=== What you should do ===
Count how many lines of the material contain the string "handle", then give that number and nothing more.

=== Input material ===
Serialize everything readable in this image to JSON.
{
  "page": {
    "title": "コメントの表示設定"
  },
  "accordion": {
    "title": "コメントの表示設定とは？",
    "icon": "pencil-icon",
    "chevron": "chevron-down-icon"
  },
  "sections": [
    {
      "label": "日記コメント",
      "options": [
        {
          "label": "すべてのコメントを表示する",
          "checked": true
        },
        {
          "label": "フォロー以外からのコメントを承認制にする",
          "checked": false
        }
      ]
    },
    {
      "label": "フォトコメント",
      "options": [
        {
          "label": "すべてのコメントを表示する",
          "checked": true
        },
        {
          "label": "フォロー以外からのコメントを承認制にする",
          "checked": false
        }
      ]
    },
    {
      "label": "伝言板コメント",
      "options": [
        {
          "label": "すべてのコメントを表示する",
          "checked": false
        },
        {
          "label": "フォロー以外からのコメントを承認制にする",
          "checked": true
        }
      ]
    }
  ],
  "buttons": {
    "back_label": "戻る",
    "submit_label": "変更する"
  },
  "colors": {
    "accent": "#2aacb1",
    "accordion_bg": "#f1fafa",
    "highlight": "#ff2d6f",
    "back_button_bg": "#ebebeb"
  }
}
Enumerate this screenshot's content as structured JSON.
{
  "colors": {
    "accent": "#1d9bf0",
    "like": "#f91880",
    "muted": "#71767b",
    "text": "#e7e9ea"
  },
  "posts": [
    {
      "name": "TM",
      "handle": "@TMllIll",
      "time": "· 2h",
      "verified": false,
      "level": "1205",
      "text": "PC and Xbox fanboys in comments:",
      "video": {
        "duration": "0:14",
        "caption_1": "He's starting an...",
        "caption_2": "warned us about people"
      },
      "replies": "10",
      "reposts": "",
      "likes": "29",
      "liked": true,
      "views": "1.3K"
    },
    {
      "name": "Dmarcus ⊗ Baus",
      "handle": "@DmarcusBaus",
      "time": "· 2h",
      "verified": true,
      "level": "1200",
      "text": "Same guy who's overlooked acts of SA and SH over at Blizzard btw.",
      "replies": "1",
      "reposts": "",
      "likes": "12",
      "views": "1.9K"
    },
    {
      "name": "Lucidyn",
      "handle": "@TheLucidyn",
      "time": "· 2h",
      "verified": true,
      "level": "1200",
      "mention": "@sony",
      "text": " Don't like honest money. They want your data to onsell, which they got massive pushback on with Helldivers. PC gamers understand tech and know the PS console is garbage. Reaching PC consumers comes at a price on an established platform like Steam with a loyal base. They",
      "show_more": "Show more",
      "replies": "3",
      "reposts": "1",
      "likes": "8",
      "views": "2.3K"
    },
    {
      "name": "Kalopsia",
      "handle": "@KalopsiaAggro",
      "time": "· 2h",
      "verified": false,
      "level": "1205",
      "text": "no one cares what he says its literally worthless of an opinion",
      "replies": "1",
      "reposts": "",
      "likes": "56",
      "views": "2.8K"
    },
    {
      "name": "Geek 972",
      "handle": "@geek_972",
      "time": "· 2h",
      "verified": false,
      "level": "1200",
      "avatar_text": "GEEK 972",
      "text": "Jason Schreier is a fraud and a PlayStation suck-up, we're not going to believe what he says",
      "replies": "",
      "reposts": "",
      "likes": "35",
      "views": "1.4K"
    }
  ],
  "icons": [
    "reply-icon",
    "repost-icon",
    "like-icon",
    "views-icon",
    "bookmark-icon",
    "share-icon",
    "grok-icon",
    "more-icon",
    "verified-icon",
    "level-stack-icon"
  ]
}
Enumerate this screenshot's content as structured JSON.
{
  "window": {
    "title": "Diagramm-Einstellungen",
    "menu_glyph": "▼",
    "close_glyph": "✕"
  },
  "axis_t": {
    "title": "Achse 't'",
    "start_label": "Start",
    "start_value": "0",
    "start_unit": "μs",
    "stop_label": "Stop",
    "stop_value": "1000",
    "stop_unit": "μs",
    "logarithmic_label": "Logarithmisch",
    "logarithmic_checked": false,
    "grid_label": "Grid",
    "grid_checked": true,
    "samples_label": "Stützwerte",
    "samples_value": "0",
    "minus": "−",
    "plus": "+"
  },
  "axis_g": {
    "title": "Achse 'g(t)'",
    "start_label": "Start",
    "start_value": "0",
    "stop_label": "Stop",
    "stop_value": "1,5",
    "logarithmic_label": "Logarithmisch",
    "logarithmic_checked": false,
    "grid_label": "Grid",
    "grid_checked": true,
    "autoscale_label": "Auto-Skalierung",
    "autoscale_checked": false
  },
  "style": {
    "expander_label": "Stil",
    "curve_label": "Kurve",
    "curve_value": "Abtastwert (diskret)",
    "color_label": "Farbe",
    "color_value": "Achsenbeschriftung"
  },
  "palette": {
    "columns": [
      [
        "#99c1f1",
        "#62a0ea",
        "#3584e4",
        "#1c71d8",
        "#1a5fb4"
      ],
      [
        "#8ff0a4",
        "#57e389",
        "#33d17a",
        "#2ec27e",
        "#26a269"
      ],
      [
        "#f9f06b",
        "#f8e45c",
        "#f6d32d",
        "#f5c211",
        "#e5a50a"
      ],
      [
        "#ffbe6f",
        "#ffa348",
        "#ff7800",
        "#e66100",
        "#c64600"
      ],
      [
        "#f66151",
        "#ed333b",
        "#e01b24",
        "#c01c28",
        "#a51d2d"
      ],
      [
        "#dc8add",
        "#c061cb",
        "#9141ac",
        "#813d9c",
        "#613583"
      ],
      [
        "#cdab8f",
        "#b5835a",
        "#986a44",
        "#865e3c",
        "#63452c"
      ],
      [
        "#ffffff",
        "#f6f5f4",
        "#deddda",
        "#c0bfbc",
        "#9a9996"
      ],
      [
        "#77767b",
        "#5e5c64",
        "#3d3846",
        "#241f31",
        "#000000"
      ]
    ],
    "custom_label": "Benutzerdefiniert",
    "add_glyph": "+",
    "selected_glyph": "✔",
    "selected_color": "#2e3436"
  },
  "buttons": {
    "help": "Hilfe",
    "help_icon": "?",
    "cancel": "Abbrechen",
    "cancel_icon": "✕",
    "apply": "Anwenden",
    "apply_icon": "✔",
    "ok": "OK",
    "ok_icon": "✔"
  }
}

=== Full answer ===
5